RECORD EXTRACTS:
=======
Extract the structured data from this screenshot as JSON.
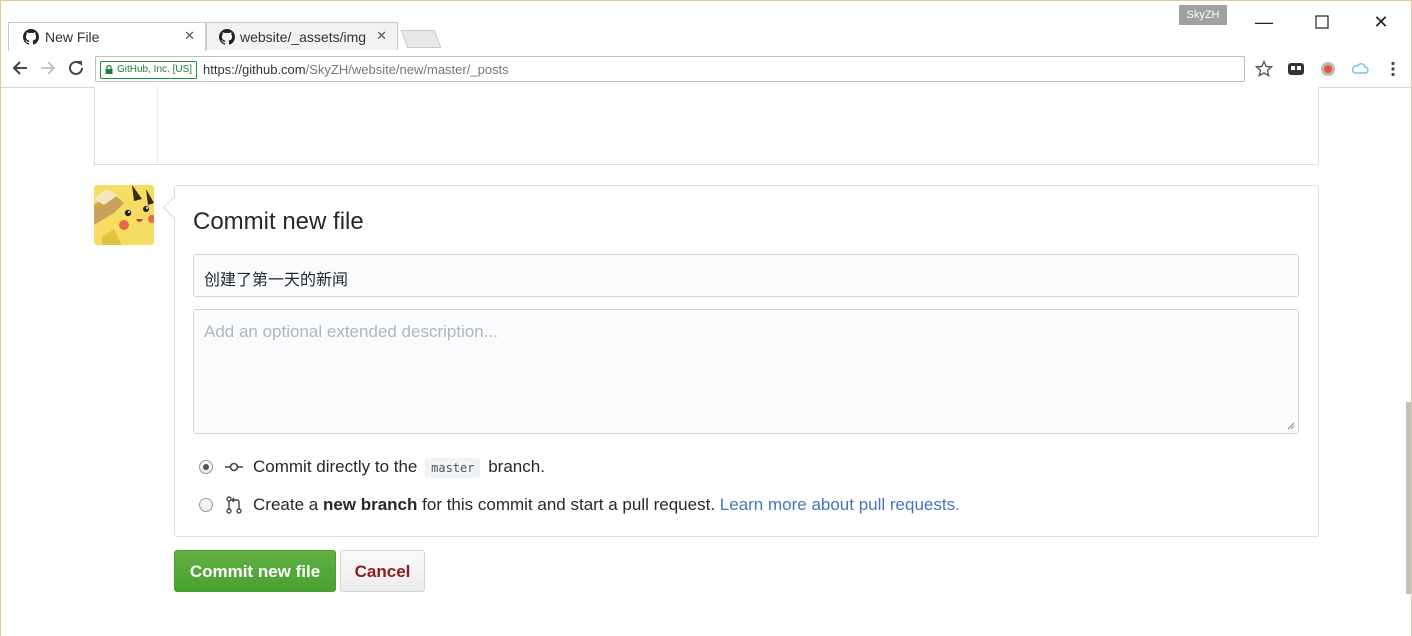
{
  "browser": {
    "tabs": [
      {
        "title": "New File",
        "active": true
      },
      {
        "title": "website/_assets/img",
        "active": false
      }
    ],
    "profile_name": "SkyZH",
    "security_label": "GitHub, Inc. [US]",
    "url_host": "https://github.com",
    "url_path": "/SkyZH/website/new/master/_posts"
  },
  "commit": {
    "heading": "Commit new file",
    "summary_value": "创建了第一天的新闻",
    "description_placeholder": "Add an optional extended description...",
    "option_direct": {
      "prefix": "Commit directly to the",
      "branch": "master",
      "suffix": "branch."
    },
    "option_new_branch": {
      "prefix": "Create a",
      "bold": "new branch",
      "middle": "for this commit and start a pull request.",
      "link": "Learn more about pull requests."
    },
    "submit_label": "Commit new file",
    "cancel_label": "Cancel"
  },
  "colors": {
    "primary_button": "#48a12f",
    "cancel_text": "#8b1c1c",
    "link": "#4078c0"
  }
}
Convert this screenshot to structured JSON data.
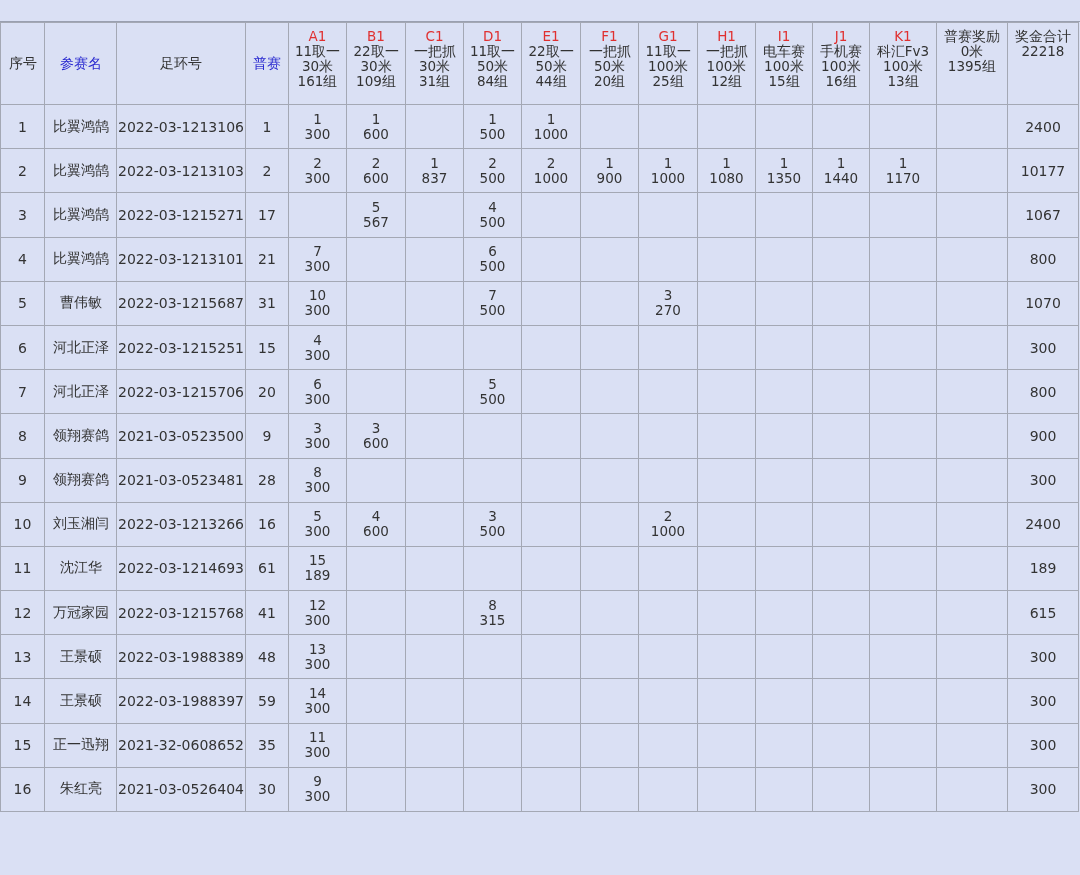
{
  "table": {
    "columns": [
      {
        "kind": "plain",
        "label": "序号"
      },
      {
        "kind": "link",
        "label": "参赛名"
      },
      {
        "kind": "plain",
        "label": "足环号"
      },
      {
        "kind": "link",
        "label": "普赛"
      },
      {
        "kind": "race",
        "code": "A1",
        "lines": [
          "11取一",
          "30米",
          "161组"
        ]
      },
      {
        "kind": "race",
        "code": "B1",
        "lines": [
          "22取一",
          "30米",
          "109组"
        ]
      },
      {
        "kind": "race",
        "code": "C1",
        "lines": [
          "一把抓",
          "30米",
          "31组"
        ]
      },
      {
        "kind": "race",
        "code": "D1",
        "lines": [
          "11取一",
          "50米",
          "84组"
        ]
      },
      {
        "kind": "race",
        "code": "E1",
        "lines": [
          "22取一",
          "50米",
          "44组"
        ]
      },
      {
        "kind": "race",
        "code": "F1",
        "lines": [
          "一把抓",
          "50米",
          "20组"
        ]
      },
      {
        "kind": "race",
        "code": "G1",
        "lines": [
          "11取一",
          "100米",
          "25组"
        ]
      },
      {
        "kind": "race",
        "code": "H1",
        "lines": [
          "一把抓",
          "100米",
          "12组"
        ]
      },
      {
        "kind": "race",
        "code": "I1",
        "lines": [
          "电车赛",
          "100米",
          "15组"
        ]
      },
      {
        "kind": "race",
        "code": "J1",
        "lines": [
          "手机赛",
          "100米",
          "16组"
        ]
      },
      {
        "kind": "race",
        "code": "K1",
        "lines": [
          "科汇Fv3",
          "100米",
          "13组"
        ]
      },
      {
        "kind": "summary",
        "lines": [
          "普赛奖励",
          "0米",
          "1395组"
        ]
      },
      {
        "kind": "summary",
        "lines": [
          "奖金合计",
          "22218"
        ]
      }
    ],
    "rows": [
      {
        "no": "1",
        "name": "比翼鸿鹄",
        "ring": "2022-03-1213106",
        "pusai": "1",
        "results": [
          {
            "kind": "result",
            "rank": "1",
            "prize": "300"
          },
          {
            "kind": "result",
            "rank": "1",
            "prize": "600"
          },
          {
            "kind": "empty"
          },
          {
            "kind": "result",
            "rank": "1",
            "prize": "500"
          },
          {
            "kind": "result",
            "rank": "1",
            "prize": "1000"
          },
          {
            "kind": "empty"
          },
          {
            "kind": "empty"
          },
          {
            "kind": "empty"
          },
          {
            "kind": "empty"
          },
          {
            "kind": "empty"
          },
          {
            "kind": "empty"
          },
          {
            "kind": "empty"
          }
        ],
        "total": "2400"
      },
      {
        "no": "2",
        "name": "比翼鸿鹄",
        "ring": "2022-03-1213103",
        "pusai": "2",
        "results": [
          {
            "kind": "result",
            "rank": "2",
            "prize": "300"
          },
          {
            "kind": "result",
            "rank": "2",
            "prize": "600"
          },
          {
            "kind": "result",
            "rank": "1",
            "prize": "837"
          },
          {
            "kind": "result",
            "rank": "2",
            "prize": "500"
          },
          {
            "kind": "result",
            "rank": "2",
            "prize": "1000"
          },
          {
            "kind": "result",
            "rank": "1",
            "prize": "900"
          },
          {
            "kind": "result",
            "rank": "1",
            "prize": "1000"
          },
          {
            "kind": "result",
            "rank": "1",
            "prize": "1080"
          },
          {
            "kind": "result",
            "rank": "1",
            "prize": "1350"
          },
          {
            "kind": "result",
            "rank": "1",
            "prize": "1440"
          },
          {
            "kind": "result",
            "rank": "1",
            "prize": "1170"
          },
          {
            "kind": "empty"
          }
        ],
        "total": "10177"
      },
      {
        "no": "3",
        "name": "比翼鸿鹄",
        "ring": "2022-03-1215271",
        "pusai": "17",
        "results": [
          {
            "kind": "empty"
          },
          {
            "kind": "result",
            "rank": "5",
            "prize": "567"
          },
          {
            "kind": "empty"
          },
          {
            "kind": "result",
            "rank": "4",
            "prize": "500"
          },
          {
            "kind": "empty"
          },
          {
            "kind": "empty"
          },
          {
            "kind": "empty"
          },
          {
            "kind": "empty"
          },
          {
            "kind": "empty"
          },
          {
            "kind": "empty"
          },
          {
            "kind": "empty"
          },
          {
            "kind": "empty"
          }
        ],
        "total": "1067"
      },
      {
        "no": "4",
        "name": "比翼鸿鹄",
        "ring": "2022-03-1213101",
        "pusai": "21",
        "results": [
          {
            "kind": "result",
            "rank": "7",
            "prize": "300"
          },
          {
            "kind": "empty"
          },
          {
            "kind": "empty"
          },
          {
            "kind": "result",
            "rank": "6",
            "prize": "500"
          },
          {
            "kind": "empty"
          },
          {
            "kind": "empty"
          },
          {
            "kind": "empty"
          },
          {
            "kind": "empty"
          },
          {
            "kind": "empty"
          },
          {
            "kind": "empty"
          },
          {
            "kind": "empty"
          },
          {
            "kind": "empty"
          }
        ],
        "total": "800"
      },
      {
        "no": "5",
        "name": "曹伟敏",
        "ring": "2022-03-1215687",
        "pusai": "31",
        "results": [
          {
            "kind": "result",
            "rank": "10",
            "prize": "300"
          },
          {
            "kind": "empty"
          },
          {
            "kind": "empty"
          },
          {
            "kind": "result",
            "rank": "7",
            "prize": "500"
          },
          {
            "kind": "empty"
          },
          {
            "kind": "empty"
          },
          {
            "kind": "result",
            "rank": "3",
            "prize": "270"
          },
          {
            "kind": "empty"
          },
          {
            "kind": "empty"
          },
          {
            "kind": "empty"
          },
          {
            "kind": "empty"
          },
          {
            "kind": "empty"
          }
        ],
        "total": "1070"
      },
      {
        "no": "6",
        "name": "河北正泽",
        "ring": "2022-03-1215251",
        "pusai": "15",
        "results": [
          {
            "kind": "result",
            "rank": "4",
            "prize": "300"
          },
          {
            "kind": "empty"
          },
          {
            "kind": "empty"
          },
          {
            "kind": "empty"
          },
          {
            "kind": "empty"
          },
          {
            "kind": "empty"
          },
          {
            "kind": "empty"
          },
          {
            "kind": "empty"
          },
          {
            "kind": "empty"
          },
          {
            "kind": "empty"
          },
          {
            "kind": "empty"
          },
          {
            "kind": "empty"
          }
        ],
        "total": "300"
      },
      {
        "no": "7",
        "name": "河北正泽",
        "ring": "2022-03-1215706",
        "pusai": "20",
        "results": [
          {
            "kind": "result",
            "rank": "6",
            "prize": "300"
          },
          {
            "kind": "empty"
          },
          {
            "kind": "empty"
          },
          {
            "kind": "result",
            "rank": "5",
            "prize": "500"
          },
          {
            "kind": "empty"
          },
          {
            "kind": "empty"
          },
          {
            "kind": "empty"
          },
          {
            "kind": "empty"
          },
          {
            "kind": "empty"
          },
          {
            "kind": "empty"
          },
          {
            "kind": "empty"
          },
          {
            "kind": "empty"
          }
        ],
        "total": "800"
      },
      {
        "no": "8",
        "name": "领翔赛鸽",
        "ring": "2021-03-0523500",
        "pusai": "9",
        "results": [
          {
            "kind": "result",
            "rank": "3",
            "prize": "300"
          },
          {
            "kind": "result",
            "rank": "3",
            "prize": "600"
          },
          {
            "kind": "empty"
          },
          {
            "kind": "empty"
          },
          {
            "kind": "empty"
          },
          {
            "kind": "empty"
          },
          {
            "kind": "empty"
          },
          {
            "kind": "empty"
          },
          {
            "kind": "empty"
          },
          {
            "kind": "empty"
          },
          {
            "kind": "empty"
          },
          {
            "kind": "empty"
          }
        ],
        "total": "900"
      },
      {
        "no": "9",
        "name": "领翔赛鸽",
        "ring": "2021-03-0523481",
        "pusai": "28",
        "results": [
          {
            "kind": "result",
            "rank": "8",
            "prize": "300"
          },
          {
            "kind": "empty"
          },
          {
            "kind": "empty"
          },
          {
            "kind": "empty"
          },
          {
            "kind": "empty"
          },
          {
            "kind": "empty"
          },
          {
            "kind": "empty"
          },
          {
            "kind": "empty"
          },
          {
            "kind": "empty"
          },
          {
            "kind": "empty"
          },
          {
            "kind": "empty"
          },
          {
            "kind": "empty"
          }
        ],
        "total": "300"
      },
      {
        "no": "10",
        "name": "刘玉湘闫",
        "ring": "2022-03-1213266",
        "pusai": "16",
        "results": [
          {
            "kind": "result",
            "rank": "5",
            "prize": "300"
          },
          {
            "kind": "result",
            "rank": "4",
            "prize": "600"
          },
          {
            "kind": "empty"
          },
          {
            "kind": "result",
            "rank": "3",
            "prize": "500"
          },
          {
            "kind": "empty"
          },
          {
            "kind": "empty"
          },
          {
            "kind": "result",
            "rank": "2",
            "prize": "1000"
          },
          {
            "kind": "empty"
          },
          {
            "kind": "empty"
          },
          {
            "kind": "empty"
          },
          {
            "kind": "empty"
          },
          {
            "kind": "empty"
          }
        ],
        "total": "2400"
      },
      {
        "no": "11",
        "name": "沈江华",
        "ring": "2022-03-1214693",
        "pusai": "61",
        "results": [
          {
            "kind": "result",
            "rank": "15",
            "prize": "189"
          },
          {
            "kind": "empty"
          },
          {
            "kind": "empty"
          },
          {
            "kind": "empty"
          },
          {
            "kind": "empty"
          },
          {
            "kind": "empty"
          },
          {
            "kind": "empty"
          },
          {
            "kind": "empty"
          },
          {
            "kind": "empty"
          },
          {
            "kind": "empty"
          },
          {
            "kind": "empty"
          },
          {
            "kind": "empty"
          }
        ],
        "total": "189"
      },
      {
        "no": "12",
        "name": "万冠家园",
        "ring": "2022-03-1215768",
        "pusai": "41",
        "results": [
          {
            "kind": "result",
            "rank": "12",
            "prize": "300"
          },
          {
            "kind": "empty"
          },
          {
            "kind": "empty"
          },
          {
            "kind": "result",
            "rank": "8",
            "prize": "315"
          },
          {
            "kind": "empty"
          },
          {
            "kind": "empty"
          },
          {
            "kind": "empty"
          },
          {
            "kind": "empty"
          },
          {
            "kind": "empty"
          },
          {
            "kind": "empty"
          },
          {
            "kind": "empty"
          },
          {
            "kind": "empty"
          }
        ],
        "total": "615"
      },
      {
        "no": "13",
        "name": "王景硕",
        "ring": "2022-03-1988389",
        "pusai": "48",
        "results": [
          {
            "kind": "result",
            "rank": "13",
            "prize": "300"
          },
          {
            "kind": "empty"
          },
          {
            "kind": "empty"
          },
          {
            "kind": "empty"
          },
          {
            "kind": "empty"
          },
          {
            "kind": "empty"
          },
          {
            "kind": "empty"
          },
          {
            "kind": "empty"
          },
          {
            "kind": "empty"
          },
          {
            "kind": "empty"
          },
          {
            "kind": "empty"
          },
          {
            "kind": "empty"
          }
        ],
        "total": "300"
      },
      {
        "no": "14",
        "name": "王景硕",
        "ring": "2022-03-1988397",
        "pusai": "59",
        "results": [
          {
            "kind": "result",
            "rank": "14",
            "prize": "300"
          },
          {
            "kind": "empty"
          },
          {
            "kind": "empty"
          },
          {
            "kind": "empty"
          },
          {
            "kind": "empty"
          },
          {
            "kind": "empty"
          },
          {
            "kind": "empty"
          },
          {
            "kind": "empty"
          },
          {
            "kind": "empty"
          },
          {
            "kind": "empty"
          },
          {
            "kind": "empty"
          },
          {
            "kind": "empty"
          }
        ],
        "total": "300"
      },
      {
        "no": "15",
        "name": "正一迅翔",
        "ring": "2021-32-0608652",
        "pusai": "35",
        "results": [
          {
            "kind": "result",
            "rank": "11",
            "prize": "300"
          },
          {
            "kind": "empty"
          },
          {
            "kind": "empty"
          },
          {
            "kind": "empty"
          },
          {
            "kind": "empty"
          },
          {
            "kind": "empty"
          },
          {
            "kind": "empty"
          },
          {
            "kind": "empty"
          },
          {
            "kind": "empty"
          },
          {
            "kind": "empty"
          },
          {
            "kind": "empty"
          },
          {
            "kind": "empty"
          }
        ],
        "total": "300"
      },
      {
        "no": "16",
        "name": "朱红亮",
        "ring": "2021-03-0526404",
        "pusai": "30",
        "results": [
          {
            "kind": "result",
            "rank": "9",
            "prize": "300"
          },
          {
            "kind": "empty"
          },
          {
            "kind": "empty"
          },
          {
            "kind": "empty"
          },
          {
            "kind": "empty"
          },
          {
            "kind": "empty"
          },
          {
            "kind": "empty"
          },
          {
            "kind": "empty"
          },
          {
            "kind": "empty"
          },
          {
            "kind": "empty"
          },
          {
            "kind": "empty"
          },
          {
            "kind": "empty"
          }
        ],
        "total": "300"
      }
    ]
  }
}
=======
From the entries above, copy each line holding "data".

Extract the structured data from this screenshot as JSON.
Convert this screenshot to structured JSON data.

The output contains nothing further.